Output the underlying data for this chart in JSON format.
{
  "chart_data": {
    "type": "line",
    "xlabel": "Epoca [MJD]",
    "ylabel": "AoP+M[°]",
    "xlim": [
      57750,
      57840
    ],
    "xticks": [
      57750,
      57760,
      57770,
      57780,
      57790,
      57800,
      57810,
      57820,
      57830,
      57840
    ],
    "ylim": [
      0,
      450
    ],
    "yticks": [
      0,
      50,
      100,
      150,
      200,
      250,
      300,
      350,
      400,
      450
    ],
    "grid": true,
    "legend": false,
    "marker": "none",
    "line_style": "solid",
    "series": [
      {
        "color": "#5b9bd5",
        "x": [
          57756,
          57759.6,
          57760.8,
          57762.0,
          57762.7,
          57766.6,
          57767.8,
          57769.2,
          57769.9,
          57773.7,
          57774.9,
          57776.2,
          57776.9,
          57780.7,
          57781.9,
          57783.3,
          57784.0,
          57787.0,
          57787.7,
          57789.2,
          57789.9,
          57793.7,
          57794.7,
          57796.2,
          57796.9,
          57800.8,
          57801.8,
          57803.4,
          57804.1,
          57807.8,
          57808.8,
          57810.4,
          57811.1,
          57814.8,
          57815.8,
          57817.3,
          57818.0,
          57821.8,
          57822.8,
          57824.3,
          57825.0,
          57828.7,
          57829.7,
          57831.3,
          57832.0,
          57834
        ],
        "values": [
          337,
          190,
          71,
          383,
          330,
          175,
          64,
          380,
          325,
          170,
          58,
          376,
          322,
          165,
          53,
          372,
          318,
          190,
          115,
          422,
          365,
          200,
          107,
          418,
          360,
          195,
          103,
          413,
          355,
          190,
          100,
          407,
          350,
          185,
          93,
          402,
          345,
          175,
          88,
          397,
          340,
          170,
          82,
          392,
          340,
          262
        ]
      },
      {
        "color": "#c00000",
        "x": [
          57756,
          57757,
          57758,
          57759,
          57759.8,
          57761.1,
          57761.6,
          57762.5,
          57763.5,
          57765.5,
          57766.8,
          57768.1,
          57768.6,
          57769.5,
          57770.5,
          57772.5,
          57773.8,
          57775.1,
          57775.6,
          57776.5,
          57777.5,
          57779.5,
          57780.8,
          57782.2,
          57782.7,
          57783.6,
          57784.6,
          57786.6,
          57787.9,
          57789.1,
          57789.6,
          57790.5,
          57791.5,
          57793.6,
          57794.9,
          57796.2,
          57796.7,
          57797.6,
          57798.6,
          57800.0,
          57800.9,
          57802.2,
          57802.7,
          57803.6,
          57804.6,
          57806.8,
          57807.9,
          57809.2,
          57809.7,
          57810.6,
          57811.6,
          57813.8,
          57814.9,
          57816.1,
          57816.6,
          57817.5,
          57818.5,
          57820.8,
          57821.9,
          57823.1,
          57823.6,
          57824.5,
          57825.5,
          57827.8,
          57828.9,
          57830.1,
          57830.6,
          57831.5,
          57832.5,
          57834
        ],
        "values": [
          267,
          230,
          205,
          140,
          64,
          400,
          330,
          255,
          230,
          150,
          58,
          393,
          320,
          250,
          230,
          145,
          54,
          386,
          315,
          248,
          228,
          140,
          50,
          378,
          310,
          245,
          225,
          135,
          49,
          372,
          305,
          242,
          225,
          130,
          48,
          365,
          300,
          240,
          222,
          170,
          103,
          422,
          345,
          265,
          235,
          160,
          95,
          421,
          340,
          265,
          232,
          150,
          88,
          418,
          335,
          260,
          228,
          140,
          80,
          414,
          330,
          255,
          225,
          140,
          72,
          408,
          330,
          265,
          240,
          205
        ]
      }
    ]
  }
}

Task requirements: Extract all the material, leaving every line as it is.

Correct output:
Output the underlying data for this chart in JSON format.
{
  "chart_data": {
    "type": "line",
    "xlabel": "Epoca [MJD]",
    "ylabel": "AoP+M[°]",
    "xlim": [
      57750,
      57840
    ],
    "xticks": [
      57750,
      57760,
      57770,
      57780,
      57790,
      57800,
      57810,
      57820,
      57830,
      57840
    ],
    "ylim": [
      0,
      450
    ],
    "yticks": [
      0,
      50,
      100,
      150,
      200,
      250,
      300,
      350,
      400,
      450
    ],
    "grid": true,
    "legend": false,
    "marker": "none",
    "line_style": "solid",
    "series": [
      {
        "color": "#5b9bd5",
        "x": [
          57756,
          57759.6,
          57760.8,
          57762.0,
          57762.7,
          57766.6,
          57767.8,
          57769.2,
          57769.9,
          57773.7,
          57774.9,
          57776.2,
          57776.9,
          57780.7,
          57781.9,
          57783.3,
          57784.0,
          57787.0,
          57787.7,
          57789.2,
          57789.9,
          57793.7,
          57794.7,
          57796.2,
          57796.9,
          57800.8,
          57801.8,
          57803.4,
          57804.1,
          57807.8,
          57808.8,
          57810.4,
          57811.1,
          57814.8,
          57815.8,
          57817.3,
          57818.0,
          57821.8,
          57822.8,
          57824.3,
          57825.0,
          57828.7,
          57829.7,
          57831.3,
          57832.0,
          57834
        ],
        "values": [
          337,
          190,
          71,
          383,
          330,
          175,
          64,
          380,
          325,
          170,
          58,
          376,
          322,
          165,
          53,
          372,
          318,
          190,
          115,
          422,
          365,
          200,
          107,
          418,
          360,
          195,
          103,
          413,
          355,
          190,
          100,
          407,
          350,
          185,
          93,
          402,
          345,
          175,
          88,
          397,
          340,
          170,
          82,
          392,
          340,
          262
        ]
      },
      {
        "color": "#c00000",
        "x": [
          57756,
          57757,
          57758,
          57759,
          57759.8,
          57761.1,
          57761.6,
          57762.5,
          57763.5,
          57765.5,
          57766.8,
          57768.1,
          57768.6,
          57769.5,
          57770.5,
          57772.5,
          57773.8,
          57775.1,
          57775.6,
          57776.5,
          57777.5,
          57779.5,
          57780.8,
          57782.2,
          57782.7,
          57783.6,
          57784.6,
          57786.6,
          57787.9,
          57789.1,
          57789.6,
          57790.5,
          57791.5,
          57793.6,
          57794.9,
          57796.2,
          57796.7,
          57797.6,
          57798.6,
          57800.0,
          57800.9,
          57802.2,
          57802.7,
          57803.6,
          57804.6,
          57806.8,
          57807.9,
          57809.2,
          57809.7,
          57810.6,
          57811.6,
          57813.8,
          57814.9,
          57816.1,
          57816.6,
          57817.5,
          57818.5,
          57820.8,
          57821.9,
          57823.1,
          57823.6,
          57824.5,
          57825.5,
          57827.8,
          57828.9,
          57830.1,
          57830.6,
          57831.5,
          57832.5,
          57834
        ],
        "values": [
          267,
          230,
          205,
          140,
          64,
          400,
          330,
          255,
          230,
          150,
          58,
          393,
          320,
          250,
          230,
          145,
          54,
          386,
          315,
          248,
          228,
          140,
          50,
          378,
          310,
          245,
          225,
          135,
          49,
          372,
          305,
          242,
          225,
          130,
          48,
          365,
          300,
          240,
          222,
          170,
          103,
          422,
          345,
          265,
          235,
          160,
          95,
          421,
          340,
          265,
          232,
          150,
          88,
          418,
          335,
          260,
          228,
          140,
          80,
          414,
          330,
          255,
          225,
          140,
          72,
          408,
          330,
          265,
          240,
          205
        ]
      }
    ]
  }
}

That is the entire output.